- Problem description -
All the entries need to be quoted exactly, apart from the pictures, which you should drop.

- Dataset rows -
------------------------------
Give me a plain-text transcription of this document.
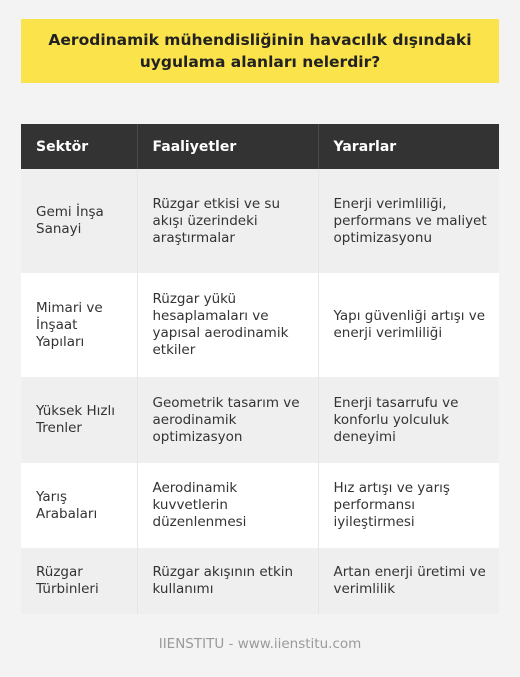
Aerodinamik mühendisliğinin havacılık dışındaki uygulama alanları nelerdir?
Sektör	Faaliyetler	Yararlar

Gemi İnşa Sanayi	Rüzgar etkisi ve su akışı üzerindeki araştırmalar	Enerji verimliliği, performans ve maliyet optimizasyonu

Mimari ve İnşaat Yapıları	Rüzgar yükü hesaplamaları ve yapısal aerodinamik etkiler	Yapı güvenliği artışı ve enerji verimliliği

Yüksek Hızlı Trenler	Geometrik tasarım ve aerodinamik optimizasyon	Enerji tasarrufu ve konforlu yolculuk deneyimi

Yarış Arabaları	Aerodinamik kuvvetlerin düzenlenmesi	Hız artışı ve yarış performansı iyileştirmesi

Rüzgar Türbinleri	Rüzgar akışının etkin kullanımı	Artan enerji üretimi ve verimlilik
IIENSTITU - www.iienstitu.com
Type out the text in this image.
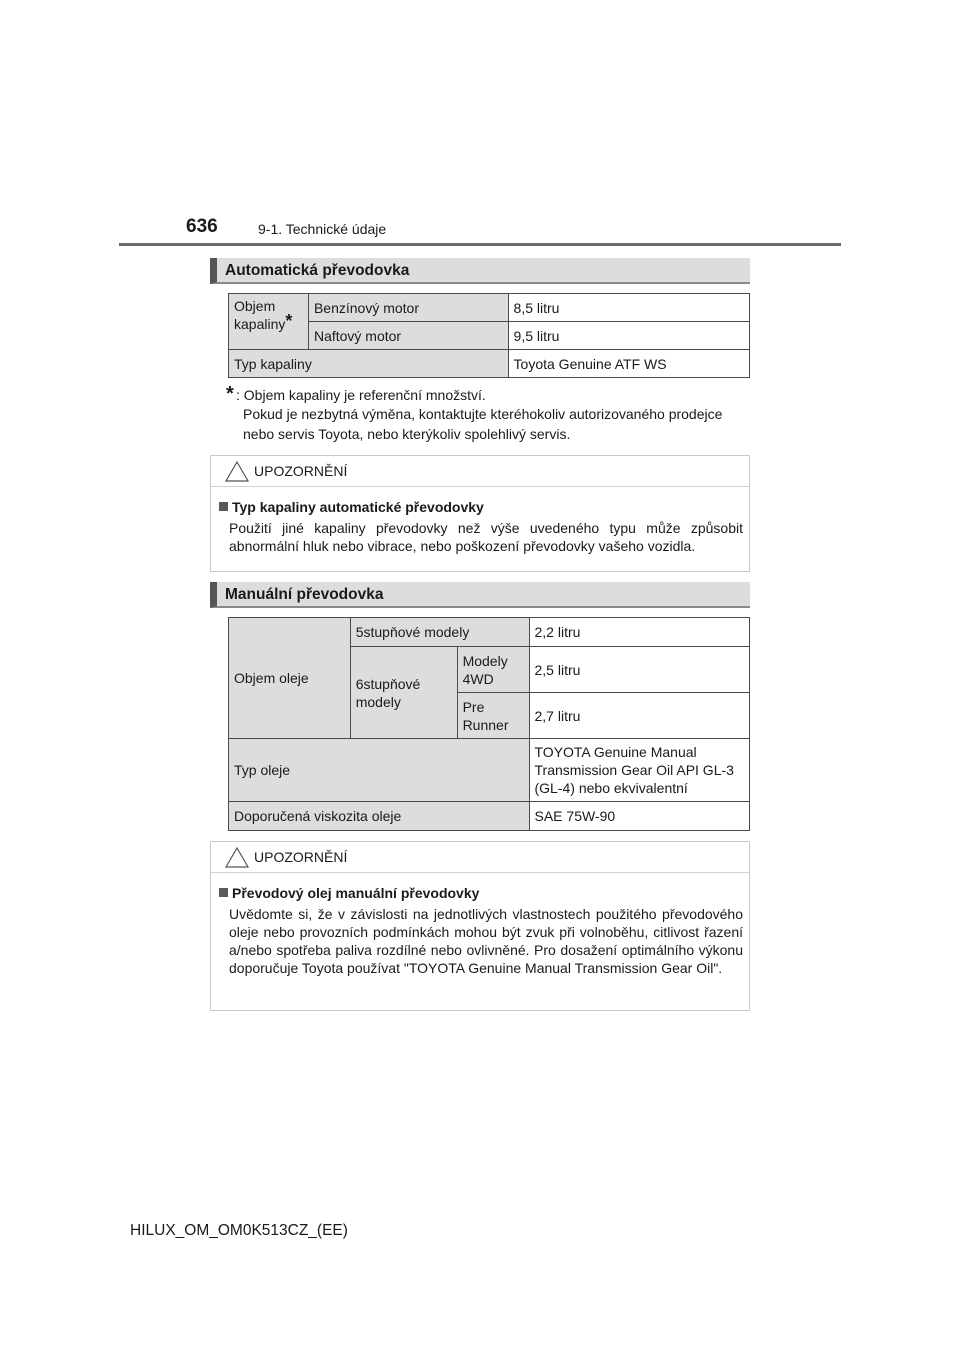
636	9-1. Technické údaje
Automatická převodovka
Objem kapaliny*	Benzínový motor	8,5 litru
	Naftový motor	9,5 litru
Typ kapaliny		Toyota Genuine ATF WS
* : Objem kapaliny je referenční množství.
Pokud je nezbytná výměna, kontaktujte kteréhokoliv autorizovaného prodejce
nebo servis Toyota, nebo kterýkoliv spolehlivý servis.
UPOZORNĚNÍ
Typ kapaliny automatické převodovky
Použití jiné kapaliny převodovky než výše uvedeného typu může způsobit abnormální hluk nebo vibrace, nebo poškození převodovky vašeho vozidla.
Manuální převodovka
Objem oleje	5stupňové modely		2,2 litru
	6stupňové modely	Modely 4WD	2,5 litru
		Pre Runner	2,7 litru
Typ oleje			TOYOTA Genuine Manual Transmission Gear Oil API GL-3 (GL-4) nebo ekvivalentní
Doporučená viskozita oleje			SAE 75W-90
UPOZORNĚNÍ
Převodový olej manuální převodovky
Uvědomte si, že v závislosti na jednotlivých vlastnostech použitého převodového oleje nebo provozních podmínkách mohou být zvuk při volnoběhu, citlivost řazení a/nebo spotřeba paliva rozdílné nebo ovlivněné. Pro dosažení optimálního výkonu doporučuje Toyota používat "TOYOTA Genuine Manual Transmission Gear Oil".
HILUX_OM_OM0K513CZ_(EE)
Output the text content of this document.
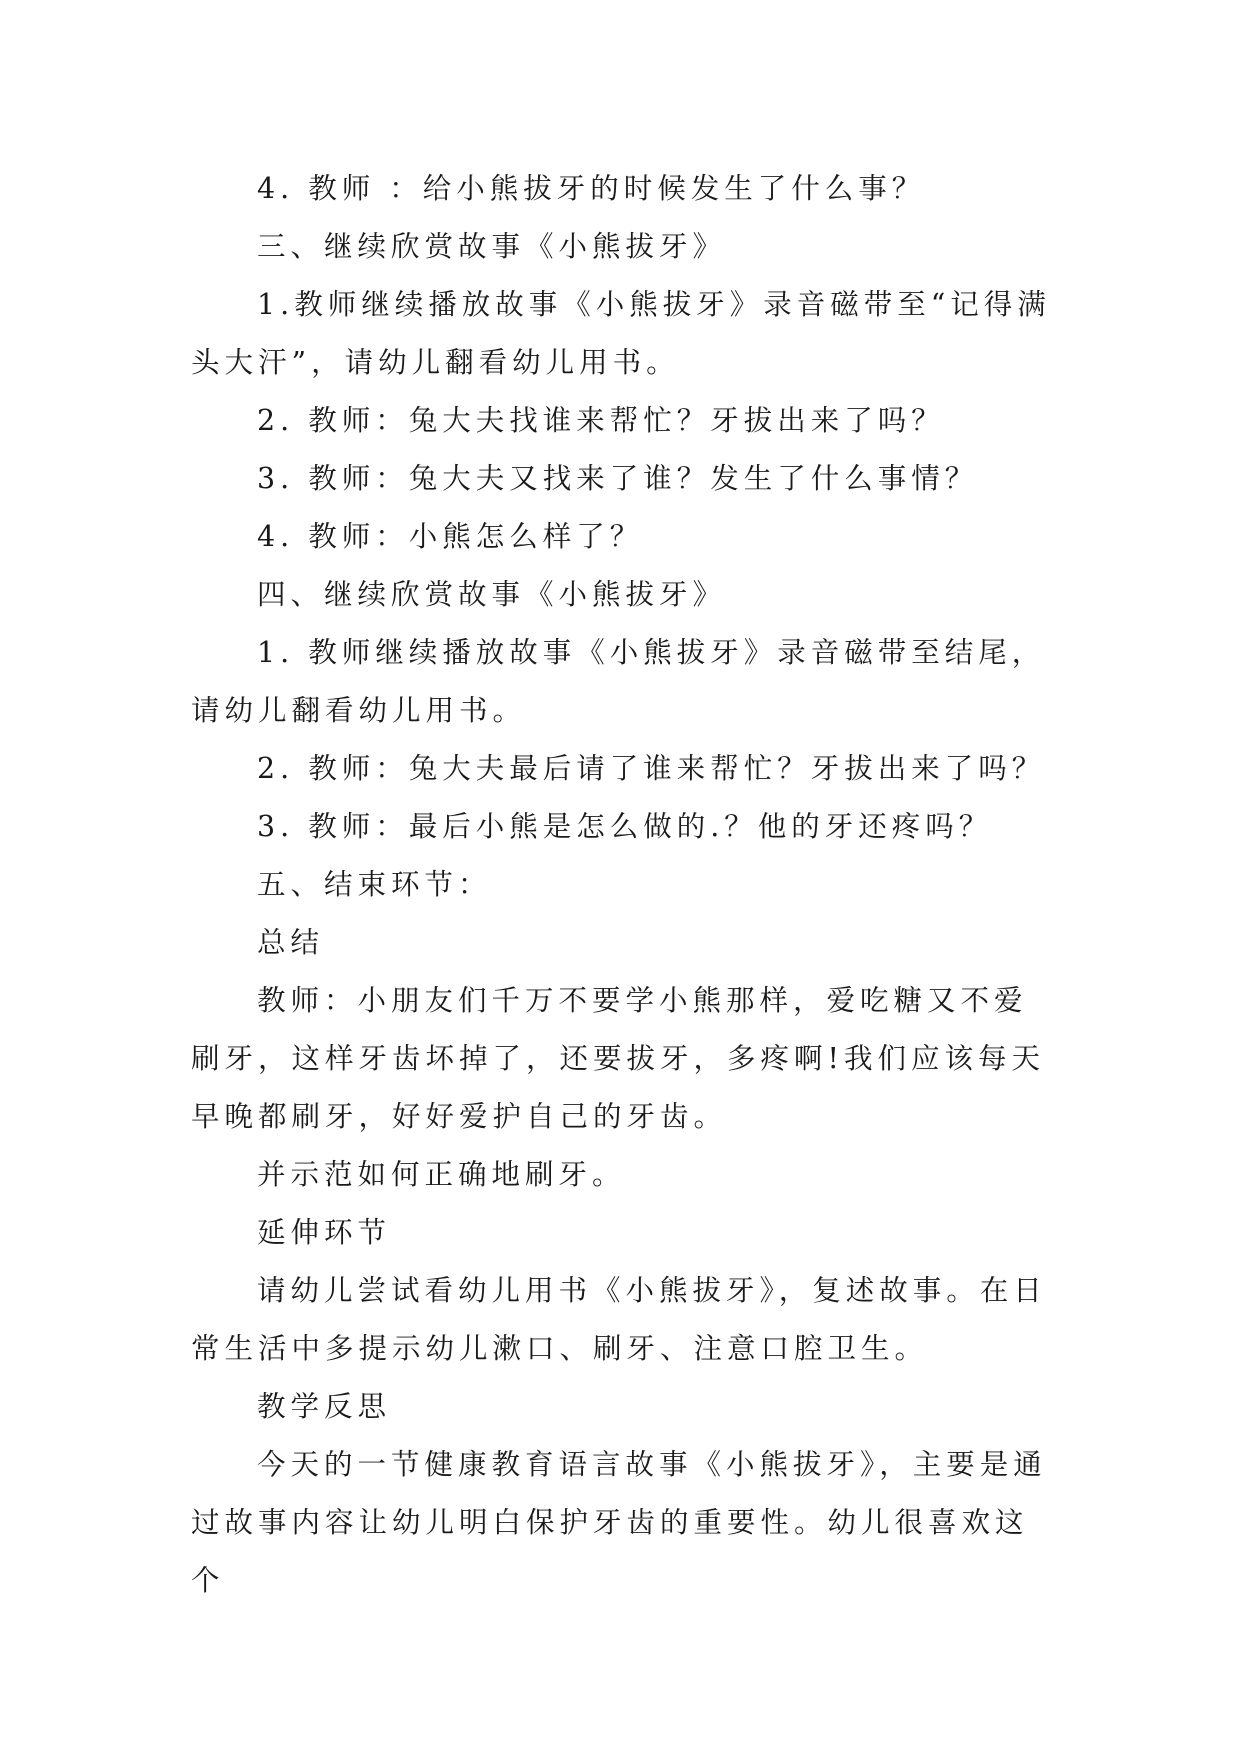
4. 教师 ：给小熊拔牙的时候发生了什么事？

三、继续欣赏故事《小熊拔牙》

1.教师继续播放故事《小熊拔牙》录音磁带至“记得满头大汗”，请幼儿翻看幼儿用书。

2. 教师：兔大夫找谁来帮忙？牙拔出来了吗？

3. 教师：兔大夫又找来了谁？发生了什么事情？

4. 教师：小熊怎么样了？

四、继续欣赏故事《小熊拔牙》

1. 教师继续播放故事《小熊拔牙》录音磁带至结尾，请幼儿翻看幼儿用书。

2. 教师：兔大夫最后请了谁来帮忙？牙拔出来了吗？

3. 教师：最后小熊是怎么做的.？他的牙还疼吗？

五、结束环节：

总结

教师：小朋友们千万不要学小熊那样，爱吃糖又不爱刷牙，这样牙齿坏掉了，还要拔牙，多疼啊!我们应该每天早晚都刷牙，好好爱护自己的牙齿。

并示范如何正确地刷牙。

延伸环节

请幼儿尝试看幼儿用书《小熊拔牙》，复述故事。在日常生活中多提示幼儿漱口、刷牙、注意口腔卫生。

教学反思

今天的一节健康教育语言故事《小熊拔牙》，主要是通过故事内容让幼儿明白保护牙齿的重要性。幼儿很喜欢这个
------------------------------
- Output for this task -
Give me a plain-text transcription of this document.
Aerodinamik mühendisliğinin havacılık dışındaki uygulama alanları nelerdir?
Sektör	Faaliyetler	Yararlar

Gemi İnşa Sanayi	Rüzgar etkisi ve su akışı üzerindeki araştırmalar	Enerji verimliliği, performans ve maliyet optimizasyonu

Mimari ve İnşaat Yapıları	Rüzgar yükü hesaplamaları ve yapısal aerodinamik etkiler	Yapı güvenliği artışı ve enerji verimliliği

Yüksek Hızlı Trenler	Geometrik tasarım ve aerodinamik optimizasyon	Enerji tasarrufu ve konforlu yolculuk deneyimi

Yarış Arabaları	Aerodinamik kuvvetlerin düzenlenmesi	Hız artışı ve yarış performansı iyileştirmesi

Rüzgar Türbinleri	Rüzgar akışının etkin kullanımı	Artan enerji üretimi ve verimlilik
IIENSTITU - www.iienstitu.com
Type out the text in this image.
636	9-1. Technické údaje
Automatická převodovka
Objem kapaliny*	Benzínový motor	8,5 litru
	Naftový motor	9,5 litru
Typ kapaliny		Toyota Genuine ATF WS
* : Objem kapaliny je referenční množství.
Pokud je nezbytná výměna, kontaktujte kteréhokoliv autorizovaného prodejce
nebo servis Toyota, nebo kterýkoliv spolehlivý servis.
UPOZORNĚNÍ
Typ kapaliny automatické převodovky
Použití jiné kapaliny převodovky než výše uvedeného typu může způsobit abnormální hluk nebo vibrace, nebo poškození převodovky vašeho vozidla.
Manuální převodovka
Objem oleje	5stupňové modely		2,2 litru
	6stupňové modely	Modely 4WD	2,5 litru
		Pre Runner	2,7 litru
Typ oleje			TOYOTA Genuine Manual Transmission Gear Oil API GL-3 (GL-4) nebo ekvivalentní
Doporučená viskozita oleje			SAE 75W-90
UPOZORNĚNÍ
Převodový olej manuální převodovky
Uvědomte si, že v závislosti na jednotlivých vlastnostech použitého převodového oleje nebo provozních podmínkách mohou být zvuk při volnoběhu, citlivost řazení a/nebo spotřeba paliva rozdílné nebo ovlivněné. Pro dosažení optimálního výkonu doporučuje Toyota používat "TOYOTA Genuine Manual Transmission Gear Oil".
HILUX_OM_OM0K513CZ_(EE)
Output the text content of this document.
4. 教师 ：给小熊拔牙的时候发生了什么事？

三、继续欣赏故事《小熊拔牙》

1.教师继续播放故事《小熊拔牙》录音磁带至“记得满头大汗”，请幼儿翻看幼儿用书。

2. 教师：兔大夫找谁来帮忙？牙拔出来了吗？

3. 教师：兔大夫又找来了谁？发生了什么事情？

4. 教师：小熊怎么样了？

四、继续欣赏故事《小熊拔牙》

1. 教师继续播放故事《小熊拔牙》录音磁带至结尾，请幼儿翻看幼儿用书。

2. 教师：兔大夫最后请了谁来帮忙？牙拔出来了吗？

3. 教师：最后小熊是怎么做的.？他的牙还疼吗？

五、结束环节：

总结

教师：小朋友们千万不要学小熊那样，爱吃糖又不爱刷牙，这样牙齿坏掉了，还要拔牙，多疼啊!我们应该每天早晚都刷牙，好好爱护自己的牙齿。

并示范如何正确地刷牙。

延伸环节

请幼儿尝试看幼儿用书《小熊拔牙》，复述故事。在日常生活中多提示幼儿漱口、刷牙、注意口腔卫生。

教学反思

今天的一节健康教育语言故事《小熊拔牙》，主要是通过故事内容让幼儿明白保护牙齿的重要性。幼儿很喜欢这个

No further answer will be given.